*Data extract*:
——————

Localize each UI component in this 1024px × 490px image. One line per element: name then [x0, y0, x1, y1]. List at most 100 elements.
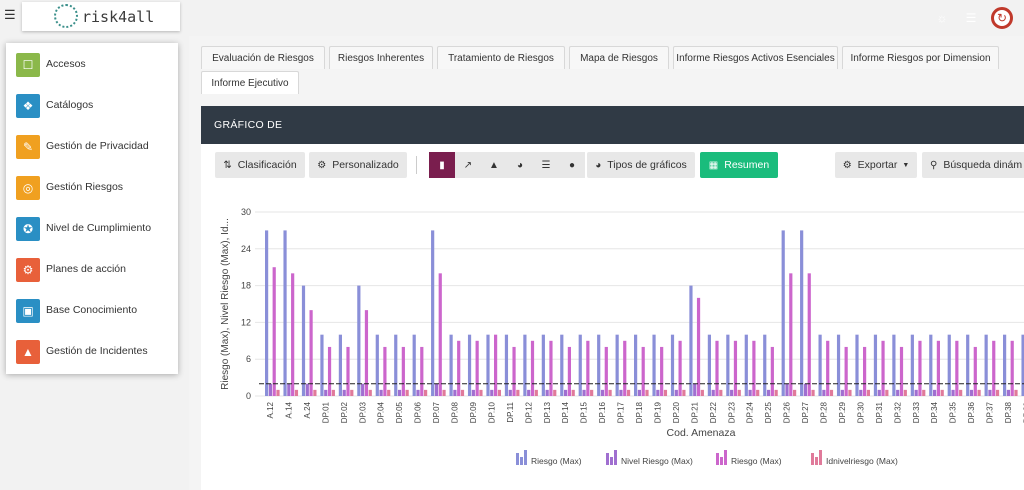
x-tick-label: A.14 — [284, 401, 293, 418]
x-tick-label: DP.38 — [1004, 401, 1013, 423]
sidebar-item-label: Gestión de Incidentes — [46, 345, 148, 357]
bar — [401, 346, 405, 396]
bubble-chart-icon[interactable]: ● — [559, 152, 585, 178]
sidebar-item-label: Gestión de Privacidad — [46, 140, 149, 152]
bar — [863, 346, 867, 396]
resumen-label: Resumen — [724, 159, 770, 171]
bar — [885, 389, 889, 396]
resumen-button[interactable]: ▦ Resumen — [700, 152, 778, 178]
pie-chart-icon[interactable]: ◕ — [507, 152, 533, 178]
bar — [711, 389, 715, 396]
bar — [855, 334, 859, 396]
tab-1[interactable]: Riesgos Inherentes — [329, 46, 433, 69]
bar — [955, 340, 959, 396]
tab-0[interactable]: Evaluación de Riesgos — [201, 46, 325, 69]
bar — [737, 389, 741, 396]
x-tick-label: DP.19 — [653, 401, 662, 423]
bar — [959, 389, 963, 396]
personalizado-label: Personalizado — [332, 159, 399, 171]
bar — [397, 389, 402, 396]
tab-3[interactable]: Mapa de Riesgos — [569, 46, 669, 69]
bar — [774, 389, 778, 396]
briefcase-icon: ▣ — [16, 299, 40, 323]
bar — [294, 389, 299, 396]
gear-icon: ⚙ — [317, 159, 327, 171]
lightbulb-icon[interactable]: ☼ — [936, 11, 948, 25]
bar — [763, 334, 767, 396]
exportar-button[interactable]: ⚙ Exportar ▼ — [835, 152, 917, 178]
bar — [811, 389, 815, 396]
x-tick-label: DP.29 — [838, 401, 847, 423]
bar — [918, 340, 922, 396]
target-icon: ◎ — [16, 176, 40, 200]
bar — [637, 389, 641, 396]
busqueda-dinamica-button[interactable]: ⚲ Búsqueda dinám — [922, 152, 1024, 178]
bar — [590, 389, 594, 396]
bar — [922, 389, 926, 396]
bar — [1014, 389, 1018, 396]
bar — [586, 340, 590, 396]
stack-chart-icon[interactable]: ☰ — [533, 152, 559, 178]
bar — [313, 389, 317, 396]
bar — [966, 334, 970, 396]
bar — [977, 389, 981, 396]
sidebar-item-label: Base Conocimiento — [46, 304, 138, 316]
x-tick-label: DP.10 — [487, 401, 496, 423]
sidebar-item-2[interactable]: ✎ Gestión de Privacidad — [6, 127, 178, 168]
x-tick-label: DP.23 — [727, 401, 736, 423]
bar — [859, 389, 863, 396]
bar — [527, 389, 531, 396]
bar — [951, 389, 955, 396]
bar — [309, 310, 313, 396]
y-axis-label: Riesgo (Max), Nivel Riesgo (Max), Id... — [220, 218, 231, 390]
sidebar-item-0[interactable]: ☐ Accesos — [6, 45, 178, 86]
sidebar-item-6[interactable]: ▣ Base Conocimiento — [6, 291, 178, 332]
personalizado-button[interactable]: ⚙ Personalizado — [309, 152, 407, 178]
top-bar: ☰ risk4all ☼ ☰ ↻ — [0, 0, 1024, 36]
sync-icon[interactable]: ↻ — [991, 7, 1013, 29]
bar — [730, 389, 734, 396]
sidebar-item-4[interactable]: ✪ Nivel de Cumplimiento — [6, 209, 178, 250]
chat-icon[interactable]: ☰ — [965, 11, 977, 25]
bar — [670, 334, 675, 396]
bar — [770, 346, 774, 396]
hamburger-menu-icon[interactable]: ☰ — [4, 7, 16, 22]
bar — [829, 389, 834, 396]
legend-label: Nivel Riesgo (Max) — [621, 456, 693, 466]
bar-chart-icon[interactable]: ▮ — [429, 152, 455, 178]
clasificacion-button[interactable]: ⇅ Clasificación — [215, 152, 305, 178]
bar — [822, 389, 826, 396]
sidebar-item-7[interactable]: ▲ Gestión de Incidentes — [6, 332, 178, 373]
bar — [534, 389, 538, 396]
privacy-icon: ✎ — [16, 135, 40, 159]
x-tick-label: DP.22 — [709, 401, 718, 423]
line-chart-icon[interactable]: ↗ — [455, 152, 481, 178]
sidebar-item-label: Nivel de Cumplimiento — [46, 222, 152, 234]
bar — [903, 389, 907, 396]
x-tick-label: DP.25 — [764, 401, 773, 423]
bar — [265, 230, 269, 396]
tab-4[interactable]: Informe Riesgos Activos Esenciales — [673, 46, 838, 69]
tipos-graficos-button[interactable]: ◕ Tipos de gráficos — [587, 152, 695, 178]
sidebar-item-3[interactable]: ◎ Gestión Riesgos — [6, 168, 178, 209]
sidebar-item-1[interactable]: ❖ Catálogos — [6, 86, 178, 127]
area-chart-icon[interactable]: ▲ — [481, 152, 507, 178]
tab-6[interactable]: Informe Ejecutivo — [201, 71, 299, 94]
tab-5[interactable]: Informe Riesgos por Dimension — [842, 46, 999, 69]
x-tick-label: DP.28 — [820, 401, 829, 423]
caret-down-icon: ▼ — [902, 161, 910, 169]
bar — [700, 389, 704, 396]
main-content: Evaluación de Riesgos Riesgos Inherentes T… — [189, 36, 1024, 490]
bar — [641, 346, 645, 396]
sidebar: ☐ Accesos ❖ Catálogos ✎ Gestión de Privaci… — [6, 43, 178, 374]
legend-swatch — [716, 453, 719, 465]
tab-2[interactable]: Tratamiento de Riesgos — [437, 46, 565, 69]
x-tick-label: DP.13 — [543, 401, 552, 423]
bar — [984, 334, 988, 396]
bar — [696, 297, 701, 396]
bar — [693, 383, 697, 396]
x-tick-label: DP.26 — [783, 401, 792, 423]
sidebar-item-5[interactable]: ⚙ Planes de acción — [6, 250, 178, 291]
bar — [416, 389, 420, 396]
bar — [947, 334, 951, 396]
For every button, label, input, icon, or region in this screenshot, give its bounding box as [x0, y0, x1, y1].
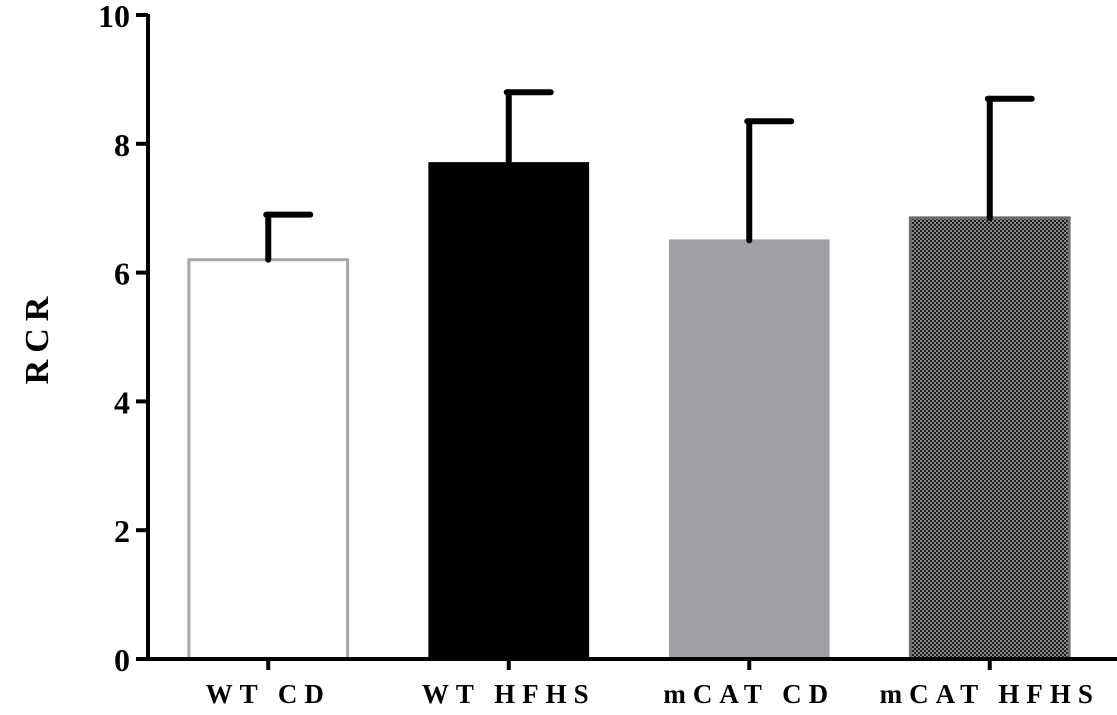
x-tick-label-2: mCAT CD	[663, 679, 835, 709]
bar-3	[908, 216, 1071, 661]
x-tick-label-1: WT HFHS	[422, 679, 596, 709]
y-tick-label-4: 8	[114, 127, 130, 163]
error-bars-layer	[263, 89, 1035, 263]
x-ticks-layer: WT CD WT HFHS mCAT CD mCAT HFHS	[206, 659, 1100, 709]
bars-layer	[187, 162, 1071, 661]
y-axis-title: RCR	[19, 290, 56, 385]
y-ticks-layer: 0 2 4 6 8 10	[98, 0, 148, 678]
bar-2	[668, 239, 830, 660]
y-tick-label-5: 10	[98, 0, 130, 34]
y-tick-label-1: 2	[114, 513, 130, 549]
x-tick-label-3: mCAT HFHS	[880, 679, 1100, 709]
bar-0	[187, 258, 350, 661]
x-tick-label-0: WT CD	[206, 679, 331, 709]
y-tick-label-0: 0	[114, 642, 130, 678]
bar-1	[428, 162, 590, 660]
y-tick-label-3: 6	[114, 256, 130, 292]
y-tick-label-2: 4	[114, 384, 130, 420]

——————

*Written exercise*: Copy out every line of the entries above without changing a character, and leave the pictures out.

*Response below*:
Localize each UI component in this 1024px × 490px image. One line per element: name then [x0, y0, x1, y1]. List at most 100 elements.
x-tick-label: A.14 — [284, 401, 293, 418]
x-tick-label: DP.38 — [1004, 401, 1013, 423]
sidebar-item-label: Gestión de Incidentes — [46, 345, 148, 357]
bar — [401, 346, 405, 396]
bubble-chart-icon[interactable]: ● — [559, 152, 585, 178]
sidebar-item-label: Gestión de Privacidad — [46, 140, 149, 152]
bar — [863, 346, 867, 396]
resumen-label: Resumen — [724, 159, 770, 171]
bar — [885, 389, 889, 396]
resumen-button[interactable]: ▦ Resumen — [700, 152, 778, 178]
pie-chart-icon[interactable]: ◕ — [507, 152, 533, 178]
bar — [711, 389, 715, 396]
bar — [855, 334, 859, 396]
tab-1[interactable]: Riesgos Inherentes — [329, 46, 433, 69]
bar — [955, 340, 959, 396]
tab-0[interactable]: Evaluación de Riesgos — [201, 46, 325, 69]
bar — [737, 389, 741, 396]
x-tick-label: DP.19 — [653, 401, 662, 423]
bar — [959, 389, 963, 396]
personalizado-label: Personalizado — [332, 159, 399, 171]
bar — [397, 389, 402, 396]
tab-3[interactable]: Mapa de Riesgos — [569, 46, 669, 69]
bar — [774, 389, 778, 396]
briefcase-icon: ▣ — [16, 299, 40, 323]
bar — [294, 389, 299, 396]
gear-icon: ⚙ — [317, 159, 327, 171]
lightbulb-icon[interactable]: ☼ — [936, 11, 948, 25]
bar — [763, 334, 767, 396]
exportar-button[interactable]: ⚙ Exportar ▼ — [835, 152, 917, 178]
bar — [811, 389, 815, 396]
x-tick-label: DP.29 — [838, 401, 847, 423]
bar — [918, 340, 922, 396]
target-icon: ◎ — [16, 176, 40, 200]
bar — [637, 389, 641, 396]
busqueda-dinamica-button[interactable]: ⚲ Búsqueda dinám — [922, 152, 1024, 178]
bar — [590, 389, 594, 396]
bar — [922, 389, 926, 396]
bar — [1014, 389, 1018, 396]
bar — [586, 340, 590, 396]
stack-chart-icon[interactable]: ☰ — [533, 152, 559, 178]
bar — [313, 389, 317, 396]
bar — [966, 334, 970, 396]
bar — [977, 389, 981, 396]
sidebar-item-label: Base Conocimiento — [46, 304, 138, 316]
x-tick-label: DP.10 — [487, 401, 496, 423]
sidebar-item-2[interactable]: ✎ Gestión de Privacidad — [6, 127, 178, 168]
x-tick-label: DP.23 — [727, 401, 736, 423]
bar — [859, 389, 863, 396]
bar — [527, 389, 531, 396]
bar — [951, 389, 955, 396]
bar — [309, 310, 313, 396]
y-axis-label: Riesgo (Max), Nivel Riesgo (Max), Id... — [220, 218, 231, 390]
sidebar-item-0[interactable]: ☐ Accesos — [6, 45, 178, 86]
sidebar-item-6[interactable]: ▣ Base Conocimiento — [6, 291, 178, 332]
personalizado-button[interactable]: ⚙ Personalizado — [309, 152, 407, 178]
top-bar: ☰ risk4all ☼ ☰ ↻ — [0, 0, 1024, 36]
sync-icon[interactable]: ↻ — [991, 7, 1013, 29]
bar — [730, 389, 734, 396]
sidebar-item-4[interactable]: ✪ Nivel de Cumplimiento — [6, 209, 178, 250]
chat-icon[interactable]: ☰ — [965, 11, 977, 25]
bar — [670, 334, 675, 396]
bar — [770, 346, 774, 396]
hamburger-menu-icon[interactable]: ☰ — [4, 7, 16, 22]
bar — [829, 389, 834, 396]
legend-label: Nivel Riesgo (Max) — [621, 456, 693, 466]
bar-chart-icon[interactable]: ▮ — [429, 152, 455, 178]
clasificacion-button[interactable]: ⇅ Clasificación — [215, 152, 305, 178]
bar — [822, 389, 826, 396]
sidebar-item-7[interactable]: ▲ Gestión de Incidentes — [6, 332, 178, 373]
bar — [534, 389, 538, 396]
privacy-icon: ✎ — [16, 135, 40, 159]
x-tick-label: DP.22 — [709, 401, 718, 423]
line-chart-icon[interactable]: ↗ — [455, 152, 481, 178]
sidebar-item-label: Nivel de Cumplimiento — [46, 222, 152, 234]
bar — [903, 389, 907, 396]
x-tick-label: DP.25 — [764, 401, 773, 423]
bar — [265, 230, 269, 396]
tab-4[interactable]: Informe Riesgos Activos Esenciales — [673, 46, 838, 69]
tipos-graficos-button[interactable]: ◕ Tipos de gráficos — [587, 152, 695, 178]
sidebar-item-3[interactable]: ◎ Gestión Riesgos — [6, 168, 178, 209]
sidebar-item-1[interactable]: ❖ Catálogos — [6, 86, 178, 127]
area-chart-icon[interactable]: ▲ — [481, 152, 507, 178]
tab-6[interactable]: Informe Ejecutivo — [201, 71, 299, 94]
tab-5[interactable]: Informe Riesgos por Dimension — [842, 46, 999, 69]
x-tick-label: DP.28 — [820, 401, 829, 423]
caret-down-icon: ▼ — [902, 161, 910, 169]
bar — [700, 389, 704, 396]
main-content: Evaluación de Riesgos Riesgos Inherentes T… — [189, 36, 1024, 490]
bar — [641, 346, 645, 396]
sidebar: ☐ Accesos ❖ Catálogos ✎ Gestión de Privaci… — [6, 43, 178, 374]
legend-swatch — [716, 453, 719, 465]
tab-2[interactable]: Tratamiento de Riesgos — [437, 46, 565, 69]
x-tick-label: DP.13 — [543, 401, 552, 423]
bar — [984, 334, 988, 396]
bar — [696, 297, 701, 396]
bar — [693, 383, 697, 396]
x-tick-label: DP.26 — [783, 401, 792, 423]
sidebar-item-5[interactable]: ⚙ Planes de acción — [6, 250, 178, 291]
bar — [416, 389, 420, 396]
bar — [947, 334, 951, 396]
For every button, label, input, icon, or region in this screenshot, give its bounding box as [x0, y0, x1, y1].
x-tick-label-2: mCAT CD	[663, 679, 835, 709]
bar-3	[908, 216, 1071, 661]
x-tick-label-1: WT HFHS	[422, 679, 596, 709]
y-tick-label-4: 8	[114, 127, 130, 163]
error-bars-layer	[263, 89, 1035, 263]
x-ticks-layer: WT CD WT HFHS mCAT CD mCAT HFHS	[206, 659, 1100, 709]
bars-layer	[187, 162, 1071, 661]
y-axis-title: RCR	[19, 290, 56, 385]
y-ticks-layer: 0 2 4 6 8 10	[98, 0, 148, 678]
bar-2	[668, 239, 830, 660]
y-tick-label-5: 10	[98, 0, 130, 34]
y-tick-label-1: 2	[114, 513, 130, 549]
x-tick-label-3: mCAT HFHS	[880, 679, 1100, 709]
bar-0	[187, 258, 350, 661]
x-tick-label-0: WT CD	[206, 679, 331, 709]
y-tick-label-0: 0	[114, 642, 130, 678]
bar-1	[428, 162, 590, 660]
y-tick-label-3: 6	[114, 256, 130, 292]
y-tick-label-2: 4	[114, 384, 130, 420]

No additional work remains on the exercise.